[Exercise] Copy out all lines in the data below containing the string "Location".

Records from a data source:
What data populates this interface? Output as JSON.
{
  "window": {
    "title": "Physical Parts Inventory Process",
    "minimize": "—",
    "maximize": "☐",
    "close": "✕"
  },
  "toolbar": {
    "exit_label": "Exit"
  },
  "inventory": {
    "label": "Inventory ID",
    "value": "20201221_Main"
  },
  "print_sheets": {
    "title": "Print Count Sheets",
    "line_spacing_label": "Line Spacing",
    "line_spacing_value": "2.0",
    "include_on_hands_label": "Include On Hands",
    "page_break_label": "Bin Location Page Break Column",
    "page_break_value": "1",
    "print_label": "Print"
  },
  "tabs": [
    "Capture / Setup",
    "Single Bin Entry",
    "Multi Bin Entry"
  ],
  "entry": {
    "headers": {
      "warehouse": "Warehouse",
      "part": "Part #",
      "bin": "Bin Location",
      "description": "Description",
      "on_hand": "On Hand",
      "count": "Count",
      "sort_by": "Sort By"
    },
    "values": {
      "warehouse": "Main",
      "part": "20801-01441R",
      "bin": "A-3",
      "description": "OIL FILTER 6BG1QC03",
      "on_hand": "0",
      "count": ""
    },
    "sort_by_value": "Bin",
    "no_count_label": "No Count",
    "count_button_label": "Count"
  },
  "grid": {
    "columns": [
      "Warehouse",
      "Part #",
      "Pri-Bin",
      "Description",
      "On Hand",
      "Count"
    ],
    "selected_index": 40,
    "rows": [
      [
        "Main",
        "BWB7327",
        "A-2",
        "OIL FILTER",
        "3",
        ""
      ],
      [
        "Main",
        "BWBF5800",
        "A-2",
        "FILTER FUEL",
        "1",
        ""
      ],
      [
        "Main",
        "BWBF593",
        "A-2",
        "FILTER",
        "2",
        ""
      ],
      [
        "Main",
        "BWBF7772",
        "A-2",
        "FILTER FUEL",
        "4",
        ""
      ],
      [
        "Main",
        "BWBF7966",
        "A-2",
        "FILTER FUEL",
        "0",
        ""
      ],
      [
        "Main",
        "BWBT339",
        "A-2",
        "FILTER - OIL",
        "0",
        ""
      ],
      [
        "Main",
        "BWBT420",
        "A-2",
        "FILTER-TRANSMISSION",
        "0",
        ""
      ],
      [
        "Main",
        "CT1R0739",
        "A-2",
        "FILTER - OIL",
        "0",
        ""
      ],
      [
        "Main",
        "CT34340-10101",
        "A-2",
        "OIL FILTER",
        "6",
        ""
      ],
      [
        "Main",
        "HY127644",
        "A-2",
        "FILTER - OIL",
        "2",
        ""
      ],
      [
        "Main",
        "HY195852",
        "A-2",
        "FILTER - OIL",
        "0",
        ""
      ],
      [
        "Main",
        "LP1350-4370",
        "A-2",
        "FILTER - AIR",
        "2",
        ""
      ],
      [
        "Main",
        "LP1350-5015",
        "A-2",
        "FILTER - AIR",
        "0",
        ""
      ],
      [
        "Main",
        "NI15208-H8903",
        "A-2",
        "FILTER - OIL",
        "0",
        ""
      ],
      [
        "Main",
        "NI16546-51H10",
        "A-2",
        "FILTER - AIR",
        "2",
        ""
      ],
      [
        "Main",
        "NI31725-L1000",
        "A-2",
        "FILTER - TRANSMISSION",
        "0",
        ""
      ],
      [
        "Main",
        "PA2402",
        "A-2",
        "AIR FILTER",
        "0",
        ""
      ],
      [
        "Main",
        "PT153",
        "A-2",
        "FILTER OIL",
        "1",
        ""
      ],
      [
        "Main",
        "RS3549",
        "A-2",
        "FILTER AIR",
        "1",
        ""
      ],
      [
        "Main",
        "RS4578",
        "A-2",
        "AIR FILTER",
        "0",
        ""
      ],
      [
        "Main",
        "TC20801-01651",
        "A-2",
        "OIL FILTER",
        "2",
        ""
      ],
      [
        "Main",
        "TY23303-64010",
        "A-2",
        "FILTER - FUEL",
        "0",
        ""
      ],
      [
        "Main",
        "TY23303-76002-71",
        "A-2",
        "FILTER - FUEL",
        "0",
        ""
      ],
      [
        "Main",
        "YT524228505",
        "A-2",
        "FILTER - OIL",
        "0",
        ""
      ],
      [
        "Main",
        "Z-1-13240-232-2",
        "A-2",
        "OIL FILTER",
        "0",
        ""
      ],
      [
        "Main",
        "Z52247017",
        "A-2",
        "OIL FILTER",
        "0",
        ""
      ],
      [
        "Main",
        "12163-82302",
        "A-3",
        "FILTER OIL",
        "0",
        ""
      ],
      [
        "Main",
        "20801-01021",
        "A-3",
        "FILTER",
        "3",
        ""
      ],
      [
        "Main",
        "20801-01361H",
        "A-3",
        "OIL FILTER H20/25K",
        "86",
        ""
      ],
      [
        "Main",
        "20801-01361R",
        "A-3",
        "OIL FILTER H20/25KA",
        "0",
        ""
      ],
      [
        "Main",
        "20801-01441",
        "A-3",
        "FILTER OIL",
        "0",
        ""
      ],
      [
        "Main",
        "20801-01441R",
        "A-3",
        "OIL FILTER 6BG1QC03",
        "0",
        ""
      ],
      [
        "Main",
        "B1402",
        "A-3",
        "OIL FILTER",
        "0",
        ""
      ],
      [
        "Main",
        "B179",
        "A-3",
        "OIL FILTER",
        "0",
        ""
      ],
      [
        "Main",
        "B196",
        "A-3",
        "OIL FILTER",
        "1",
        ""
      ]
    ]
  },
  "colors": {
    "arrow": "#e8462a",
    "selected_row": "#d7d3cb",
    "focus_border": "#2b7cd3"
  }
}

[Worked answer]
    "page_break_label": "Bin Location Page Break Column",
      "bin": "Bin Location",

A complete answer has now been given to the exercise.